● Source excerpt
Thanks for the “out of date” information about building JtR from source, I abandoned my attempts once I found Johnny. :)

>> 2. Using Johnny, and trying to figure out how to crack one password for my .dmg file. This program makes it easier to work with, but are there any helpful tips on who to use to crack one file?
>> 	When I think I scan the file properly i get a "Warning: invalid UTF-8 seen reading??? and the computer stalls at 57% 
> 
> It's hard to help you with this without knowing exactly how you used
> Johnny and what else it outputs besides that warning and the 57%.
> 
> As Claudio correctly pointed out, you should have started by using
> dmg2john.  You can probably do this from Johnny itself, using the dialog
> shown on this screenshot:
> 
> http://openwall.info/wiki/_media/john/johnny/johnnyscreen-6.png
> 
> I guess you need to choose dmg in the "Choose file format" drop-down.
> 
> Please confirm that you did this (or if not, do it) and please also show
> us the full output from JtR (copy-paste from a Johnny window).
> 
I believe I did get Johnny to work using the dmgsjohn. file and chose the dmg for the file format in the drop down.
The program has currently been running for a total time of 2:17:48:33 and has worked through Single rule, Wordlist rule, and has been working on incremental rule for some time. But it’s my understanding that incremental typically takes the longest time. Is this correct?
Can this process take a long time?

> In our off-list discussion, I wrote that "In our experience with
> forgotten passwords to .dmg files, failure is more likely than success"
> and you asked "Why are dmg files usually unsuccessful to crack?"  I'll
> answer here: Apple has made the "key derivation" step (deriving an
> internal encryption key from a user-entered password/passphrase)
> purposefully computationally expensive (slow).  This is an industry
> standard thing to do, and Apple did it right (although in more recent
> years even more expensive key derivation methods have been designed).

● Exercise task A
In the mailing-list message about cracking a .dmg password, rewrite the paragraph that begins "I believe I did get Johnny to work" as a short bulleted list that keeps its main facts.
● Exercise task B
Pick up the mailing-list message about cracking a .dmg password after its last sentence and continue it for a few more sentences.
The rows have no role in this work.

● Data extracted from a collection
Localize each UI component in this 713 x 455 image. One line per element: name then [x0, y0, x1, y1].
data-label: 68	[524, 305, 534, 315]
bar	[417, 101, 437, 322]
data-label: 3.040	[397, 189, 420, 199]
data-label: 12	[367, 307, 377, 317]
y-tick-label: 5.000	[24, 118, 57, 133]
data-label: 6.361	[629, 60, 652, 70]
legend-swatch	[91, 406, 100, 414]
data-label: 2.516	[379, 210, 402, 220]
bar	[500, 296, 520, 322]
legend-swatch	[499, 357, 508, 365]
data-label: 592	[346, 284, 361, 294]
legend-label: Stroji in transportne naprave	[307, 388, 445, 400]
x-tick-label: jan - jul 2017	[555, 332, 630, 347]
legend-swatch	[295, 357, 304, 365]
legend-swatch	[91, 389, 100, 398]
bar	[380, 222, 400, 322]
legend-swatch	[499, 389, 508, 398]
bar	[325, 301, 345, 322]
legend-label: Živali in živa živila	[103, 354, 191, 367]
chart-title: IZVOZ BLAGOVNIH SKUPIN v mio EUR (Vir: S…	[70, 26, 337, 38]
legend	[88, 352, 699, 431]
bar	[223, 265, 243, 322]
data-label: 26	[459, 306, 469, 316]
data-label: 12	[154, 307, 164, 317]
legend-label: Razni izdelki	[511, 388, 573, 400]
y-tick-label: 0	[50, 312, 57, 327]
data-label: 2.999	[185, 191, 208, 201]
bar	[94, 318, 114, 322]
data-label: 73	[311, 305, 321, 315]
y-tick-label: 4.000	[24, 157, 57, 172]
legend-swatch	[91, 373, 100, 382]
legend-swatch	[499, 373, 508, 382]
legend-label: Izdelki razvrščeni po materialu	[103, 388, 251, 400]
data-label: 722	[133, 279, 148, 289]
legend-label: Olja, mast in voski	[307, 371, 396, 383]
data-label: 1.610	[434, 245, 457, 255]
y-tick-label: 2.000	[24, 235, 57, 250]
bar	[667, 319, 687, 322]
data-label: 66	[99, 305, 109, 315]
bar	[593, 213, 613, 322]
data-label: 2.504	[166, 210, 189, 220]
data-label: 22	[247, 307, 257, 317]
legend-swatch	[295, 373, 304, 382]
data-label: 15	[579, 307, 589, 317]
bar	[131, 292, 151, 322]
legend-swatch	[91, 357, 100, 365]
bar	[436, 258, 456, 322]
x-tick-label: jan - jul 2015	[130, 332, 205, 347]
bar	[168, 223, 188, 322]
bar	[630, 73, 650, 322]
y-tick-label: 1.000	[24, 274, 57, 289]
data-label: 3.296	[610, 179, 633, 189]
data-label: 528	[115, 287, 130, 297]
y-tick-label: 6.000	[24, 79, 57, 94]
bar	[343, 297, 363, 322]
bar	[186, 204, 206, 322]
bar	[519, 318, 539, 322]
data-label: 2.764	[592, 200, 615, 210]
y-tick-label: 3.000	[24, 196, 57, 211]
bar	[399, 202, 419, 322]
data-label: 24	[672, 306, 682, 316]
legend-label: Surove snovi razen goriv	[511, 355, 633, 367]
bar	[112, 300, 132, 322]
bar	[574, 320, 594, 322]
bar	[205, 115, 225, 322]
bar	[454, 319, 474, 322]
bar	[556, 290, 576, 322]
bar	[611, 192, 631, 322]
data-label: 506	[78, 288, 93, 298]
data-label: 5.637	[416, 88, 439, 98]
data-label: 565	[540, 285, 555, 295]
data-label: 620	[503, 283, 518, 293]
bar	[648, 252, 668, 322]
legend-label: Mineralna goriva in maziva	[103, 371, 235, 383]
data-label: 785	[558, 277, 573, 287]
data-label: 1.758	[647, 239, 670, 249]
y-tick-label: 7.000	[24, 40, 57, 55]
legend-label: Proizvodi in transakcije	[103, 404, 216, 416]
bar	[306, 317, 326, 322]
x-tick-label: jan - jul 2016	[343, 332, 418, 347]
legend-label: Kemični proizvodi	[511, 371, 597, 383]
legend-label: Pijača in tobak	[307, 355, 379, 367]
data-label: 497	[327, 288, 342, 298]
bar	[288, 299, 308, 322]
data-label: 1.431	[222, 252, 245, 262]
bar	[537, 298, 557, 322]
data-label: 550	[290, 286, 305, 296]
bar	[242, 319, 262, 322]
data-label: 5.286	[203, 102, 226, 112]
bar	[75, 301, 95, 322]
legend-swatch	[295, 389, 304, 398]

● Final answer A
- The writer believes Johnny now works, after using the "dmgsjohn." file and choosing dmg in the file format drop-down.
- The program has run for a total of 2:17:48:33 so far.
- It has finished Single rule and Wordlist rule and has been on incremental rule for some time.
- The writer understands that incremental usually takes the longest and asks whether that is correct.
- The writer also asks whether the process can take a long time.

● Final answer B
> Without specialized hardware (ASICs, which some three-letter agencies
> probably have, but we don't), JtR is only able to test a few thousand to
> maybe 10 thousand candidate passwords per second per GPU, against a dmg
> file generated/protected on a recent version of OS X.  (For ancient
> versions, speeds may be 100 times higher.)  This means that a user might
> realistically test, say, a billion of candidate passwords before giving
> up (this might be a day on the latest high-end GPU, or a few months on a
> laptop/desktop CPU - but exact times may vary greatly).  And that's just
> not enough to crack a semi-strong password/passphrase unless quite some
> information about what it can vs. cannot be like is known (can be
> recalled and input to the program).  Of course, the weakest passwords
> (such as those within the top few million of common passwords) can be
> cracked anyway, but when people ask for help it's unusual for their
> forgotten password/phrase to be a common one (although this happens).
Thanks for this information, I have a better understanding of why this process takes so long. It helps a lot.

You have been really helpful in this process and I really appreciate all this information and guidance.